Request.
Only the lines holding the string "Four" are needed. Copy each one.

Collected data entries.
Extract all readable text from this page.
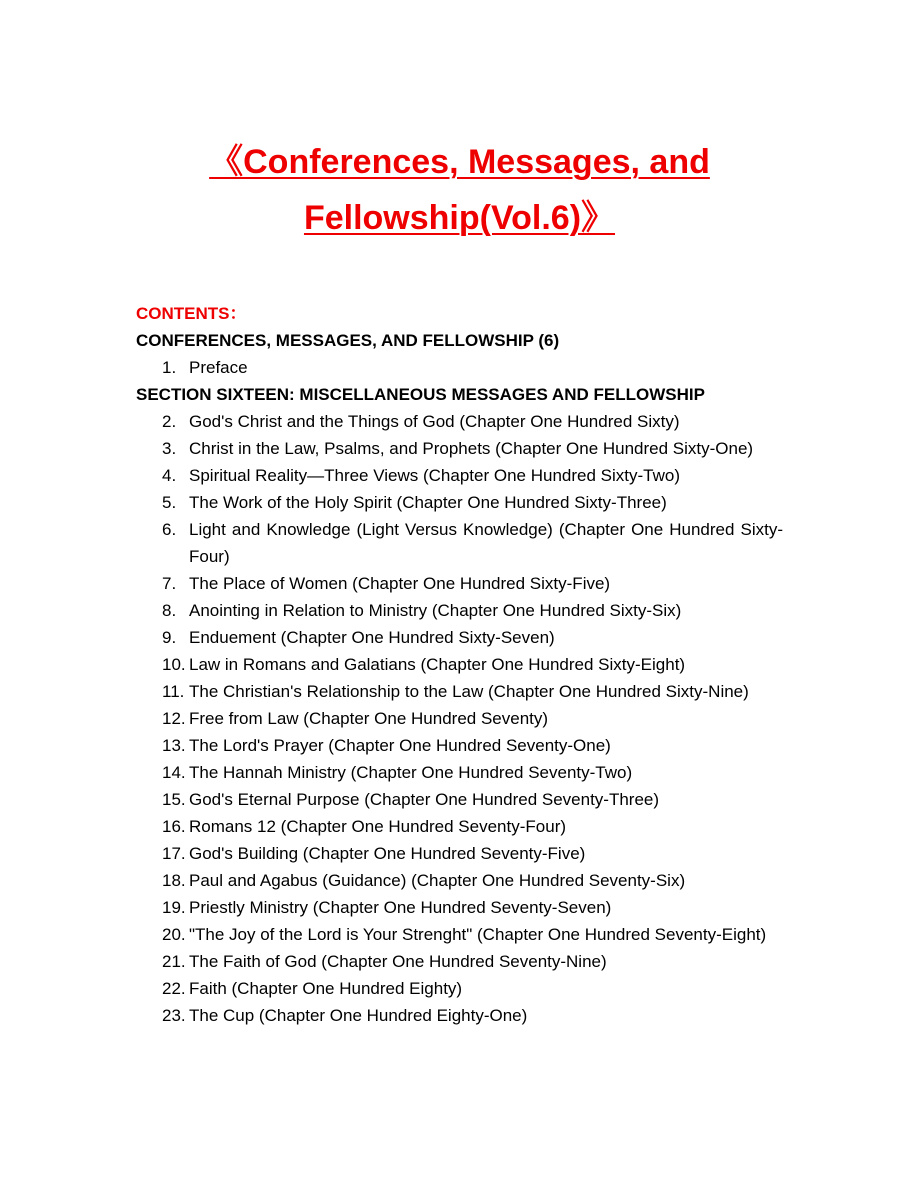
《Conferences, Messages, and Fellowship(Vol.6)》

CONTENTS：

CONFERENCES, MESSAGES, AND FELLOWSHIP (6)

1. Preface

SECTION SIXTEEN: MISCELLANEOUS MESSAGES AND FELLOWSHIP

2. God's Christ and the Things of God (Chapter One Hundred Sixty)
3. Christ in the Law, Psalms, and Prophets (Chapter One Hundred Sixty-One)
4. Spiritual Reality—Three Views (Chapter One Hundred Sixty-Two)
5. The Work of the Holy Spirit (Chapter One Hundred Sixty-Three)
6. Light and Knowledge (Light Versus Knowledge) (Chapter One Hundred Sixty-Four)
7. The Place of Women (Chapter One Hundred Sixty-Five)
8. Anointing in Relation to Ministry (Chapter One Hundred Sixty-Six)
9. Enduement (Chapter One Hundred Sixty-Seven)
10. Law in Romans and Galatians (Chapter One Hundred Sixty-Eight)
11. The Christian's Relationship to the Law (Chapter One Hundred Sixty-Nine)
12. Free from Law (Chapter One Hundred Seventy)
13. The Lord's Prayer (Chapter One Hundred Seventy-One)
14. The Hannah Ministry (Chapter One Hundred Seventy-Two)
15. God's Eternal Purpose (Chapter One Hundred Seventy-Three)
16. Romans 12 (Chapter One Hundred Seventy-Four)
17. God's Building (Chapter One Hundred Seventy-Five)
18. Paul and Agabus (Guidance) (Chapter One Hundred Seventy-Six)
19. Priestly Ministry (Chapter One Hundred Seventy-Seven)
20. "The Joy of the Lord is Your Strenght" (Chapter One Hundred Seventy-Eight)
21. The Faith of God (Chapter One Hundred Seventy-Nine)
22. Faith (Chapter One Hundred Eighty)
23. The Cup (Chapter One Hundred Eighty-One)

Result for this task.
6. Light and Knowledge (Light Versus Knowledge) (Chapter One Hundred Sixty-Four)
16. Romans 12 (Chapter One Hundred Seventy-Four)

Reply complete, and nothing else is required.